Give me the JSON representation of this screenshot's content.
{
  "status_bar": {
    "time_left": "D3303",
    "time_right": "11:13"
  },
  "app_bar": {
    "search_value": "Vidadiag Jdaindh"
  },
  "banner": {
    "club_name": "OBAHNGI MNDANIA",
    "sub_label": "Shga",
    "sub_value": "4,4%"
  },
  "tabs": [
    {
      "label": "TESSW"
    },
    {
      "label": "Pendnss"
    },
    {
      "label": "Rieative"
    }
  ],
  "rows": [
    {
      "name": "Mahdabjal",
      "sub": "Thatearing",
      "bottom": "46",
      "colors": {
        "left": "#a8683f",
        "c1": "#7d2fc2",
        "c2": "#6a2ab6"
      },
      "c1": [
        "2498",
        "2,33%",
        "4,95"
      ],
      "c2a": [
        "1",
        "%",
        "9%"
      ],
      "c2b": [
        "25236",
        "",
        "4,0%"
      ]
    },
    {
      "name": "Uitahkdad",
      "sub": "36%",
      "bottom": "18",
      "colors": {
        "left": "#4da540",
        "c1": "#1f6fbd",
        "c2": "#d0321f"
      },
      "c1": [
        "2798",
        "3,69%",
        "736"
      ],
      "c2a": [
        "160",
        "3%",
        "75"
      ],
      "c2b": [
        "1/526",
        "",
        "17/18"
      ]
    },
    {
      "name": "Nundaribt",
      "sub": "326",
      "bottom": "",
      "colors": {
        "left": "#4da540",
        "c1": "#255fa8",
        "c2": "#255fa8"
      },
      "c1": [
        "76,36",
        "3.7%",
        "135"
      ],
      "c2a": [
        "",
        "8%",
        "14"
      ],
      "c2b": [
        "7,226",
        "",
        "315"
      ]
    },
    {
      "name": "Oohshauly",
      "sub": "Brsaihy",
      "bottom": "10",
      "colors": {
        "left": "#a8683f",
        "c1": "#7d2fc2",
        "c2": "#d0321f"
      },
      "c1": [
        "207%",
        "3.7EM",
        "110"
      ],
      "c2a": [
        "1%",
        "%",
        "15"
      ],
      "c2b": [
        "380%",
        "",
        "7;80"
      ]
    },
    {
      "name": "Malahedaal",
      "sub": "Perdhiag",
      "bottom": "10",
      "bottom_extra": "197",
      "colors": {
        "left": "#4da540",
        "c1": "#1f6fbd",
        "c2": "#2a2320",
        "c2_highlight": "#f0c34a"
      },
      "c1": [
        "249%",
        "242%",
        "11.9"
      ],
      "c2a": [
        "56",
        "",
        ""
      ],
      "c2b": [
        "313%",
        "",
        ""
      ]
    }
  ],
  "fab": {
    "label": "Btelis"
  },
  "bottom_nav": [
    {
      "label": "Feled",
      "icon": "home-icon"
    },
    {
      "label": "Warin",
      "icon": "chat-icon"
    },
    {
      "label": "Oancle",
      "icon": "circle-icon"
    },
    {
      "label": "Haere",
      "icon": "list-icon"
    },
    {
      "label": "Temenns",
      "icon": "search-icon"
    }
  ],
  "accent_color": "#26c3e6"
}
▬▬▬▬▬▬
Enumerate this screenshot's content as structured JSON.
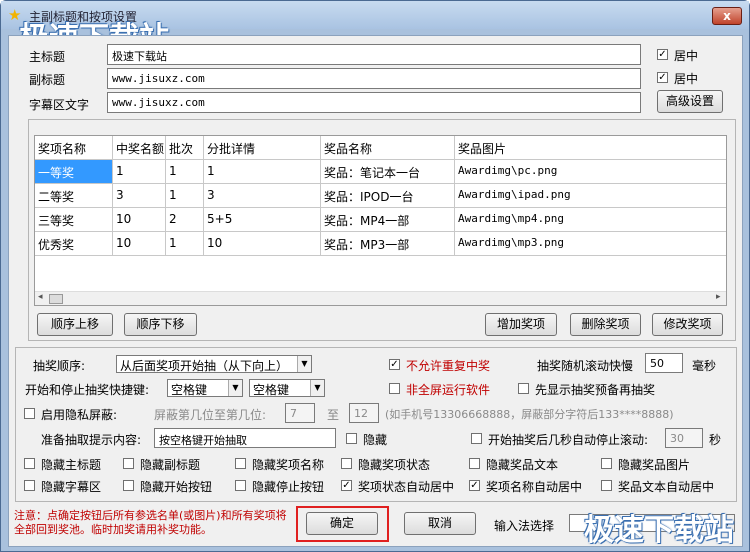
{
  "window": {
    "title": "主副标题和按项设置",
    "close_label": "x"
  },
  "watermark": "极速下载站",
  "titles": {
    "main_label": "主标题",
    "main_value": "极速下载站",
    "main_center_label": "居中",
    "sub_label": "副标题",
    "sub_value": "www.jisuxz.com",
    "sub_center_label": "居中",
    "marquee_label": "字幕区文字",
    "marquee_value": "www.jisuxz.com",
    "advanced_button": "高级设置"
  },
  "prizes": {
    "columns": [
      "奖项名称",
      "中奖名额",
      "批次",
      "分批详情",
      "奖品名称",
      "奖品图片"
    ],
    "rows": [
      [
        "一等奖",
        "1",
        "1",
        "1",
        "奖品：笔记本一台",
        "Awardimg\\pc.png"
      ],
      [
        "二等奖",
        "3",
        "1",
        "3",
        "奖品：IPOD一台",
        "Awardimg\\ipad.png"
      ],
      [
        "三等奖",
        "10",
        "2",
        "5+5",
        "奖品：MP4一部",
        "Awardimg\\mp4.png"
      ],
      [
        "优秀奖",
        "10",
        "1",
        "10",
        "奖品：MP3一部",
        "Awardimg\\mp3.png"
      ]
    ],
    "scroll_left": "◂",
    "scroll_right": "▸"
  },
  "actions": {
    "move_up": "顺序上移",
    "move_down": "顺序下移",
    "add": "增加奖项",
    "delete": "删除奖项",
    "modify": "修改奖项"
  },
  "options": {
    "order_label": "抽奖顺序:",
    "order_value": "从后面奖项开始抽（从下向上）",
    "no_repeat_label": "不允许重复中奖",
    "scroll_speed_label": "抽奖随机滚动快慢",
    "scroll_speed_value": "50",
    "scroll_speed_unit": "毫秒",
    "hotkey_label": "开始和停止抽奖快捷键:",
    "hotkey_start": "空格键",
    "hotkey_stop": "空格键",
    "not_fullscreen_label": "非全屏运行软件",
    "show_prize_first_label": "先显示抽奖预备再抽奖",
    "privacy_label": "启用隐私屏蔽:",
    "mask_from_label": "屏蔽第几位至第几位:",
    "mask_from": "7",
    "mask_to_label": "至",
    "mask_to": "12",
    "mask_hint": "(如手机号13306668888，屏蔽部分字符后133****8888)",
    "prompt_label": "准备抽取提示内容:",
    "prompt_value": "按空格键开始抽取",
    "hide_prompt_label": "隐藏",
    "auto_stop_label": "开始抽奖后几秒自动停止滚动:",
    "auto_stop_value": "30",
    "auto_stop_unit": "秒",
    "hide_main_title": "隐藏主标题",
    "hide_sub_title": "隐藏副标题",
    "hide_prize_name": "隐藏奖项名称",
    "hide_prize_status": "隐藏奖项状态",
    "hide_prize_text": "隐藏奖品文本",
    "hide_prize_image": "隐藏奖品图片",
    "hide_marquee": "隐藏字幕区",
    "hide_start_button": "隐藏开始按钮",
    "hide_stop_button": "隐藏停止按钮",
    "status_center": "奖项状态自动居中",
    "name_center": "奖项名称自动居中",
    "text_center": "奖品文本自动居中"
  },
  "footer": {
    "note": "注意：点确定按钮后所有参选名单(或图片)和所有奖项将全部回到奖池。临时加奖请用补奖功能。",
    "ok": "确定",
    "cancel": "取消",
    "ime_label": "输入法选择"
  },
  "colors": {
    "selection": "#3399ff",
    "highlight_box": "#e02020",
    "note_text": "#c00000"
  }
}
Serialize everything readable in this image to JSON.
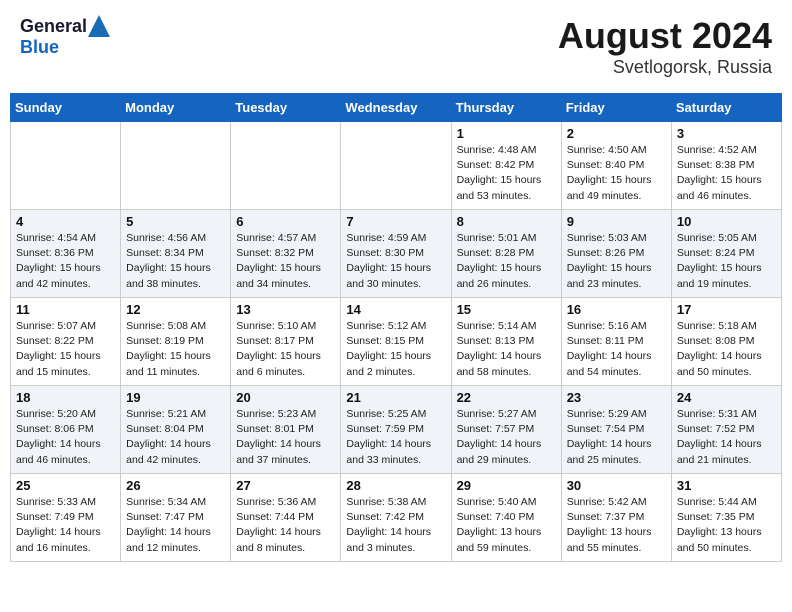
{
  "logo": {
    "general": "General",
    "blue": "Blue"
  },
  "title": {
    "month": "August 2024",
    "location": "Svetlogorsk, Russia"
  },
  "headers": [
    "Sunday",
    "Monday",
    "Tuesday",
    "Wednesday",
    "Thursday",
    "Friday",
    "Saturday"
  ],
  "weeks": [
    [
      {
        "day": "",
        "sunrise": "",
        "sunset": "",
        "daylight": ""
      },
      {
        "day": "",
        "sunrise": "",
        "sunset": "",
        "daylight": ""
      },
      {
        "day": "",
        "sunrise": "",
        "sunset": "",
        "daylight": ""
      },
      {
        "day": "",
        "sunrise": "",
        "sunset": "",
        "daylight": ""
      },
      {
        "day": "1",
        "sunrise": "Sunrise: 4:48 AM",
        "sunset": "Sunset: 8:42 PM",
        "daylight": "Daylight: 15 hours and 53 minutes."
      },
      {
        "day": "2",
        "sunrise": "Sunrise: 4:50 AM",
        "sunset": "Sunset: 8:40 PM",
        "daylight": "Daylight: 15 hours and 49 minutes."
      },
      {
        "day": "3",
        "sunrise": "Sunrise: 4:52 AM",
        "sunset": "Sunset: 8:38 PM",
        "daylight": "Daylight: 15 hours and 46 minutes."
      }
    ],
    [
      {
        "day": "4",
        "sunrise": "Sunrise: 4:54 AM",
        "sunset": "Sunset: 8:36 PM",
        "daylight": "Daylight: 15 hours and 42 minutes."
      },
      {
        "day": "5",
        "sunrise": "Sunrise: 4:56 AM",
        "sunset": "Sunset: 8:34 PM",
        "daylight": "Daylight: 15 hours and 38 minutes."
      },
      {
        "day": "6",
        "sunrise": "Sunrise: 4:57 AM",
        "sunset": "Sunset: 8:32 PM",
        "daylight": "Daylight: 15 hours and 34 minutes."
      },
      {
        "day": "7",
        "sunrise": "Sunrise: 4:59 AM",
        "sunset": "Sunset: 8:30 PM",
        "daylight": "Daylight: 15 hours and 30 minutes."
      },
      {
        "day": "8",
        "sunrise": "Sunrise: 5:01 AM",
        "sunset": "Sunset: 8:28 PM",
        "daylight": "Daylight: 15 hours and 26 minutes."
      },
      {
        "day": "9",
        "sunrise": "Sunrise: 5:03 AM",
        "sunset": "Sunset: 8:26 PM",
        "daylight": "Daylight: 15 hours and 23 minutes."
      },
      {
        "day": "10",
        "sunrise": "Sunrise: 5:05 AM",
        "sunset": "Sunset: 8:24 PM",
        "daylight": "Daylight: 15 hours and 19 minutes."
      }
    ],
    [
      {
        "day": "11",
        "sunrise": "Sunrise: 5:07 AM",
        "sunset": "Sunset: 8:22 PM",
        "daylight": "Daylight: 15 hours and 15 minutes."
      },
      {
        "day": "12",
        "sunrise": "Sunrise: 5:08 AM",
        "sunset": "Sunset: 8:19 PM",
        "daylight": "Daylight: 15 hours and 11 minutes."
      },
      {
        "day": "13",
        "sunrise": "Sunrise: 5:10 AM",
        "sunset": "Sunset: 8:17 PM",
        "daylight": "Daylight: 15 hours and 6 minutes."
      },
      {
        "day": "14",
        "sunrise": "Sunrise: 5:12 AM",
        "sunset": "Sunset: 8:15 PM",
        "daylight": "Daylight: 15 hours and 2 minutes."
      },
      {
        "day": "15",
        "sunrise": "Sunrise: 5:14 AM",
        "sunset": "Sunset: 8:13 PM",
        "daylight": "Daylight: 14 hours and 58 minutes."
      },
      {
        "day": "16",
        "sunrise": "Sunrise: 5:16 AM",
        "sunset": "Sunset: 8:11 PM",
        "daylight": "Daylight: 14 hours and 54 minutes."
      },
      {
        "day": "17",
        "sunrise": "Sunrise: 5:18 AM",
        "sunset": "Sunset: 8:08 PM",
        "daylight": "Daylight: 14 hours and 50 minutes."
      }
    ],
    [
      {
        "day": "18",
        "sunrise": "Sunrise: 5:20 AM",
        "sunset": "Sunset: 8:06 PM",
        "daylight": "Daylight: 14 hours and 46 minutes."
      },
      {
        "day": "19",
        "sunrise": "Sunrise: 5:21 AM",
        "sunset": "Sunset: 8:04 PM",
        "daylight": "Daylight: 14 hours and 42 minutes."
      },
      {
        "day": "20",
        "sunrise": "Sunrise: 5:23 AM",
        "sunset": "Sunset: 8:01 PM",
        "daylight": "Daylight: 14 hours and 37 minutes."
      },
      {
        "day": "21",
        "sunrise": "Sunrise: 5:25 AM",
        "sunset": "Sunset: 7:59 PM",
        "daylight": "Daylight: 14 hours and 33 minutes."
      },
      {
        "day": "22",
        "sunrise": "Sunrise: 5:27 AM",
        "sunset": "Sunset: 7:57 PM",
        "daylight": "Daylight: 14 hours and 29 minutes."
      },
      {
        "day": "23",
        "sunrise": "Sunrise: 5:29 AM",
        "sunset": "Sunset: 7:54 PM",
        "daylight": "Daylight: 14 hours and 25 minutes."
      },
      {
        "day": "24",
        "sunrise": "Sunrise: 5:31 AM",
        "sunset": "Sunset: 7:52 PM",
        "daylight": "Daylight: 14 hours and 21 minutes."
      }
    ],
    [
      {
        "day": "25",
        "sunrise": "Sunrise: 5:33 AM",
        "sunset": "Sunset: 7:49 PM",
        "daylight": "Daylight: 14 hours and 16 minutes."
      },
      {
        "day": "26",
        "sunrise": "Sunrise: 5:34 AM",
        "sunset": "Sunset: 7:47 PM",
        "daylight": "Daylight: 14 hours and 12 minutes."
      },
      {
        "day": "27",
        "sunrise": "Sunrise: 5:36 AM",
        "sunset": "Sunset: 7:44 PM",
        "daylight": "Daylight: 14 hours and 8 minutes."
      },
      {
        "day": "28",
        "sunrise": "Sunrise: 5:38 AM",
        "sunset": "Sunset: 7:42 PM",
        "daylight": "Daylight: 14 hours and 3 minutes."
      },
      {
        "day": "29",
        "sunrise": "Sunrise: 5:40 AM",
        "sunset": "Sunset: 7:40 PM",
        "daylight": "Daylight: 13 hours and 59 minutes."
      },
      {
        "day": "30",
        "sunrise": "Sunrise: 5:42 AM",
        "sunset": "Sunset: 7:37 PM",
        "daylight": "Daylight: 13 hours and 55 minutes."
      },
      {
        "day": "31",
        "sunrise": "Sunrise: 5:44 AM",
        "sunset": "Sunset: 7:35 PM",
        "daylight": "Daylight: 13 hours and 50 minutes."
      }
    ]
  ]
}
▬▬▬▬▬▬
Copy out each line of the data where the string "icon" appears.

• _RESULT OF THIS EXERCISE_:
      "icon": "home-icon"
      "icon": "chat-icon"
      "icon": "circle-icon"
      "icon": "list-icon"
      "icon": "search-icon"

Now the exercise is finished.